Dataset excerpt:
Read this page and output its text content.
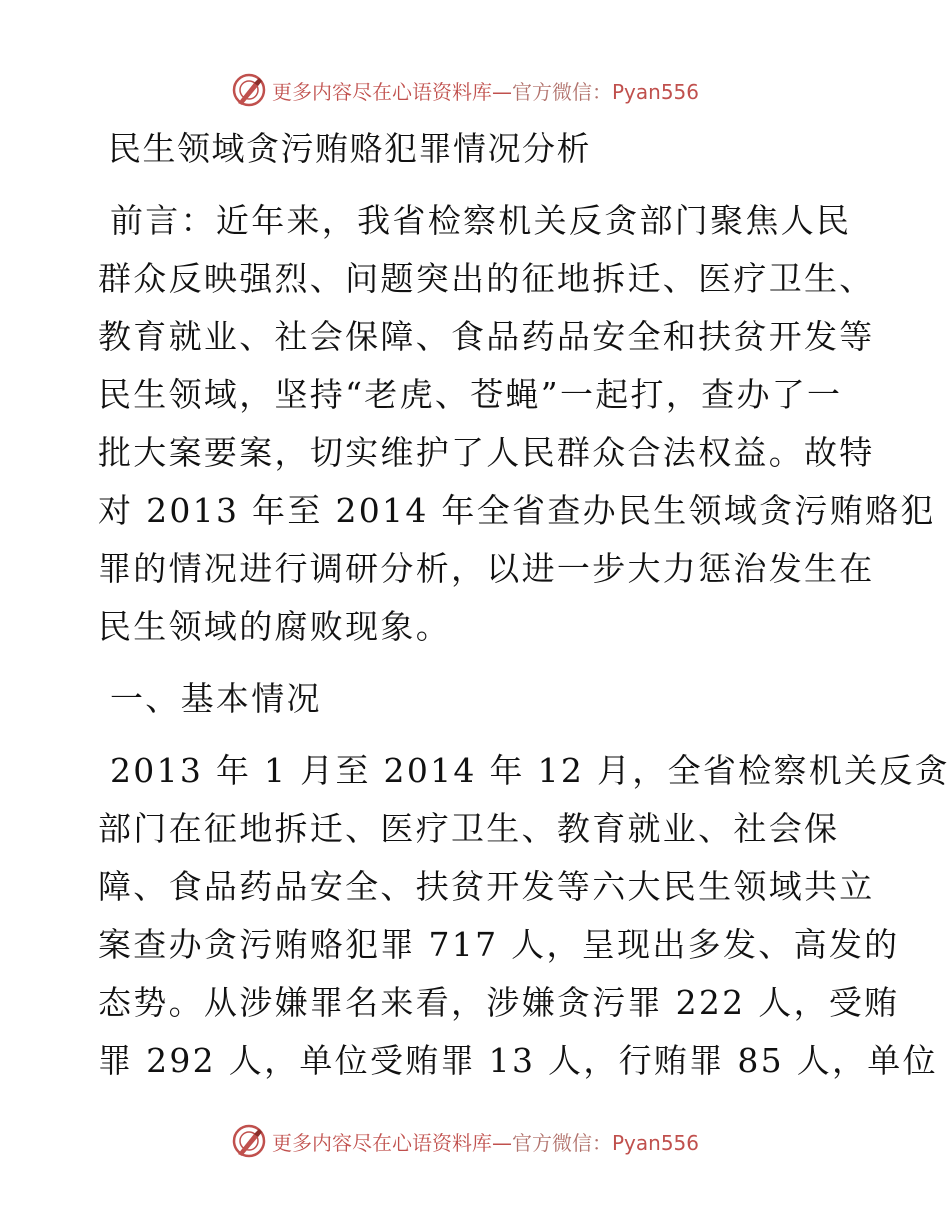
更多内容尽在心语资料库—官方微信：Pyan556
民生领域贪污贿赂犯罪情况分析
前言：近年来，我省检察机关反贪部门聚焦人民
群众反映强烈、问题突出的征地拆迁、医疗卫生、
教育就业、社会保障、食品药品安全和扶贫开发等
民生领域，坚持“老虎、苍蝇”一起打，查办了一
批大案要案，切实维护了人民群众合法权益。故特
对 2013 年至 2014 年全省查办民生领域贪污贿赂犯
罪的情况进行调研分析，以进一步大力惩治发生在
民生领域的腐败现象。
一、基本情况
2013 年 1 月至 2014 年 12 月，全省检察机关反贪
部门在征地拆迁、医疗卫生、教育就业、社会保
障、食品药品安全、扶贫开发等六大民生领域共立
案查办贪污贿赂犯罪 717 人，呈现出多发、高发的
态势。从涉嫌罪名来看，涉嫌贪污罪 222 人，受贿
罪 292 人，单位受贿罪 13 人，行贿罪 85 人，单位
更多内容尽在心语资料库—官方微信：Pyan556
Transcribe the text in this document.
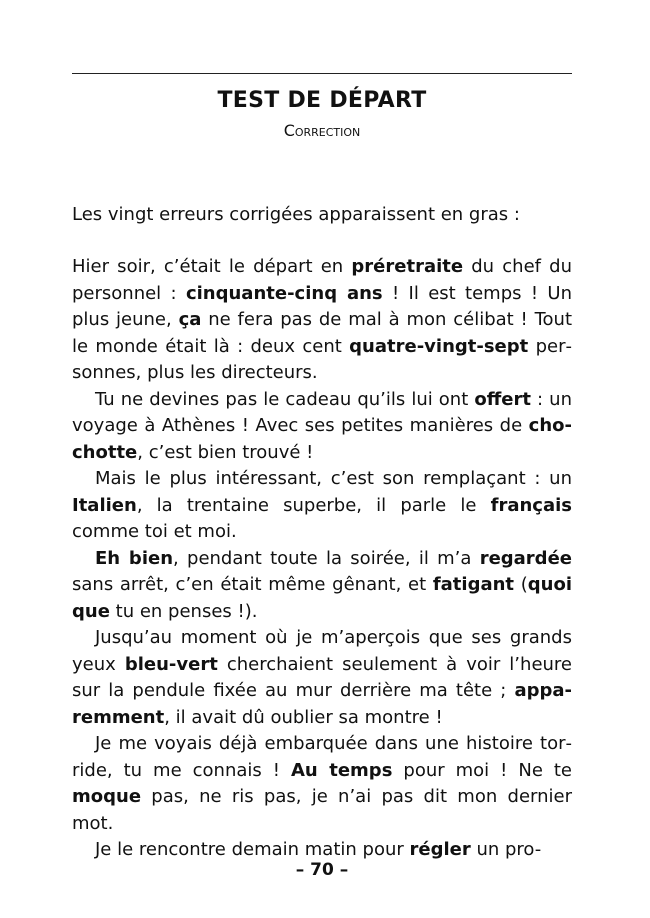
TEST DE DÉPART
Correction

Les vingt erreurs corrigées apparaissent en gras :

Hier soir, c’était le départ en préretraite du chef du personnel : cinquante-cinq ans ! Il est temps ! Un plus jeune, ça ne fera pas de mal à mon célibat ! Tout le monde était là : deux cent quatre-vingt-sept personnes, plus les directeurs.

Tu ne devines pas le cadeau qu’ils lui ont offert : un voyage à Athènes ! Avec ses petites manières de chochotte, c’est bien trouvé !

Mais le plus intéressant, c’est son remplaçant : un Italien, la trentaine superbe, il parle le français comme toi et moi.

Eh bien, pendant toute la soirée, il m’a regardée sans arrêt, c’en était même gênant, et fatigant (quoi que tu en penses !).

Jusqu’au moment où je m’aperçois que ses grands yeux bleu-vert cherchaient seulement à voir l’heure sur la pendule fixée au mur derrière ma tête ; apparemment, il avait dû oublier sa montre !

Je me voyais déjà embarquée dans une histoire torride, tu me connais ! Au temps pour moi ! Ne te moque pas, ne ris pas, je n’ai pas dit mon dernier mot.

Je le rencontre demain matin pour régler un pro-

– 70 –
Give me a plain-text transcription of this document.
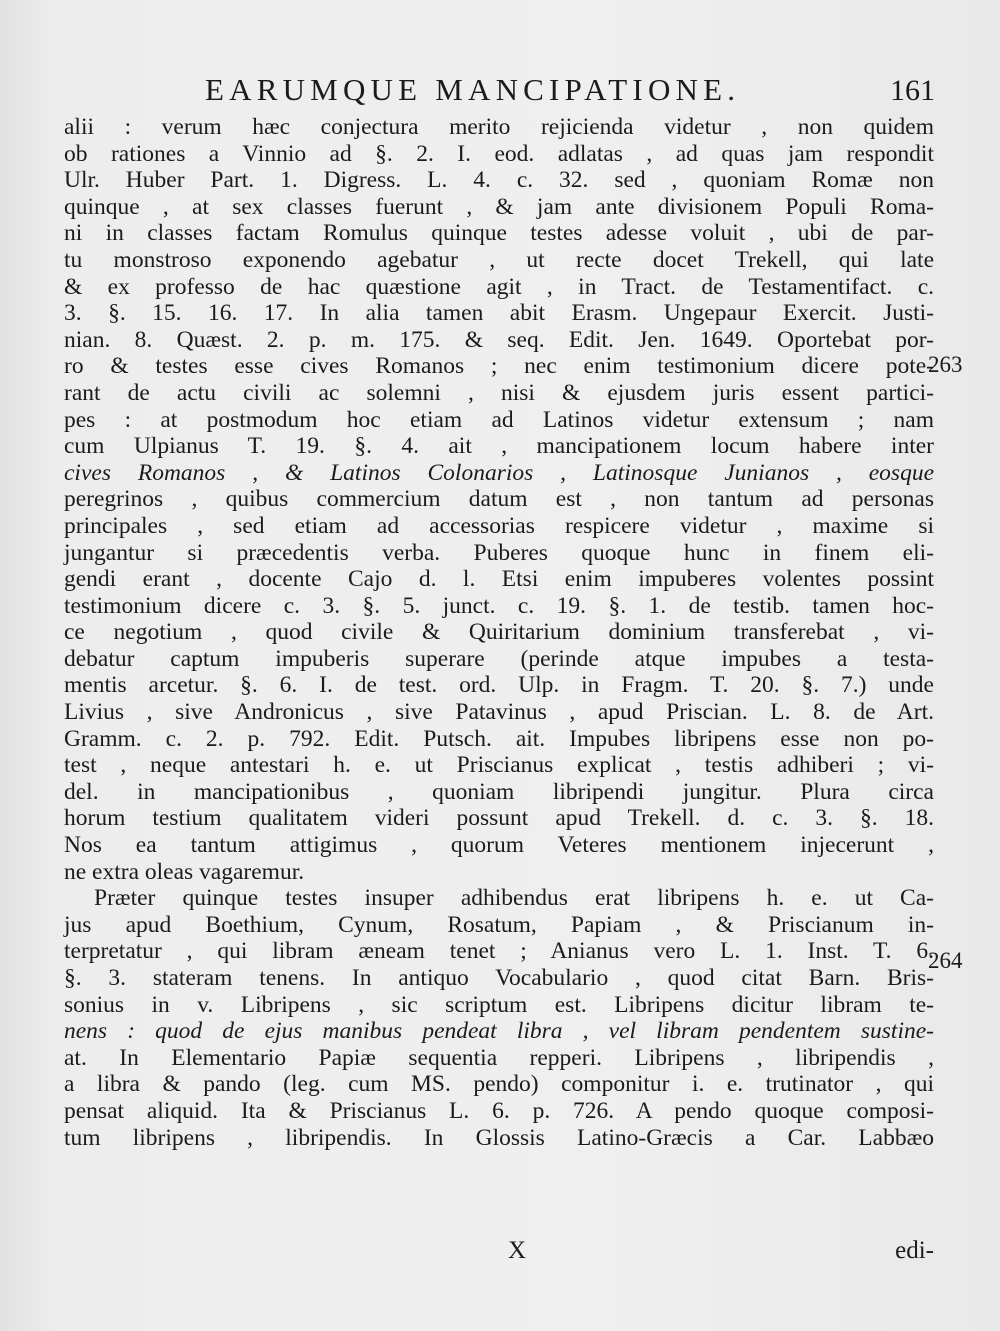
EARUMQUE MANCIPATIONE.	161
alii : verum hæc conjectura merito rejicienda videtur , non quidem
ob rationes a Vinnio ad §. 2. I. eod. adlatas , ad quas jam respondit
Ulr. Huber Part. 1. Digress. L. 4. c. 32. sed , quoniam Romæ non
quinque , at sex classes fuerunt , & jam ante divisionem Populi Roma-
ni in classes factam Romulus quinque testes adesse voluit , ubi de par-
tu monstroso exponendo agebatur , ut recte docet Trekell, qui late
& ex professo de hac quæstione agit , in Tract. de Testamentifact. c.
3. §. 15. 16. 17. In alia tamen abit Erasm. Ungepaur Exercit. Justi-
nian. 8. Quæst. 2. p. m. 175. & seq. Edit. Jen. 1649. Oportebat por-
ro & testes esse cives Romanos ; nec enim testimonium dicere pote-
rant de actu civili ac solemni , nisi & ejusdem juris essent partici-
pes : at postmodum hoc etiam ad Latinos videtur extensum ; nam
cum Ulpianus T. 19. §. 4. ait , mancipationem locum habere inter
cives Romanos , & Latinos Colonarios , Latinosque Junianos , eosque
peregrinos , quibus commercium datum est , non tantum ad personas
principales , sed etiam ad accessorias respicere videtur , maxime si
jungantur si præcedentis verba. Puberes quoque hunc in finem eli-
gendi erant , docente Cajo d. l. Etsi enim impuberes volentes possint
testimonium dicere c. 3. §. 5. junct. c. 19. §. 1. de testib. tamen hoc-
ce negotium , quod civile & Quiritarium dominium transferebat , vi-
debatur captum impuberis superare (perinde atque impubes a testa-
mentis arcetur. §. 6. I. de test. ord. Ulp. in Fragm. T. 20. §. 7.) unde
Livius , sive Andronicus , sive Patavinus , apud Priscian. L. 8. de Art.
Gramm. c. 2. p. 792. Edit. Putsch. ait. Impubes libripens esse non po-
test , neque antestari h. e. ut Priscianus explicat , testis adhiberi ; vi-
del. in mancipationibus , quoniam libripendi jungitur. Plura circa
horum testium qualitatem videri possunt apud Trekell. d. c. 3. §. 18.
Nos ea tantum attigimus , quorum Veteres mentionem injecerunt ,
ne extra oleas vagaremur.
Præter quinque testes insuper adhibendus erat libripens h. e. ut Ca-
jus apud Boethium, Cynum, Rosatum, Papiam , & Priscianum in-
terpretatur , qui libram æneam tenet ; Anianus vero L. 1. Inst. T. 6.
§. 3. stateram tenens. In antiquo Vocabulario , quod citat Barn. Bris-
sonius in v. Libripens , sic scriptum est. Libripens dicitur libram te-
nens : quod de ejus manibus pendeat libra , vel libram pendentem sustine-
at. In Elementario Papiæ sequentia repperi. Libripens , libripendis ,
a libra & pando (leg. cum MS. pendo) componitur i. e. trutinator , qui
pensat aliquid. Ita & Priscianus L. 6. p. 726. A pendo quoque composi-
tum libripens , libripendis. In Glossis Latino-Græcis a Car. Labbæo
263
264
X	edi-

§ **Goal**
Find every line that holds "libram" and copy it.

§ **Task output**
terpretatur , qui libram æneam tenet ; Anianus vero L. 1. Inst. T. 6.
sonius in v. Libripens , sic scriptum est. Libripens dicitur libram te-
nens : quod de ejus manibus pendeat libra , vel libram pendentem sustine-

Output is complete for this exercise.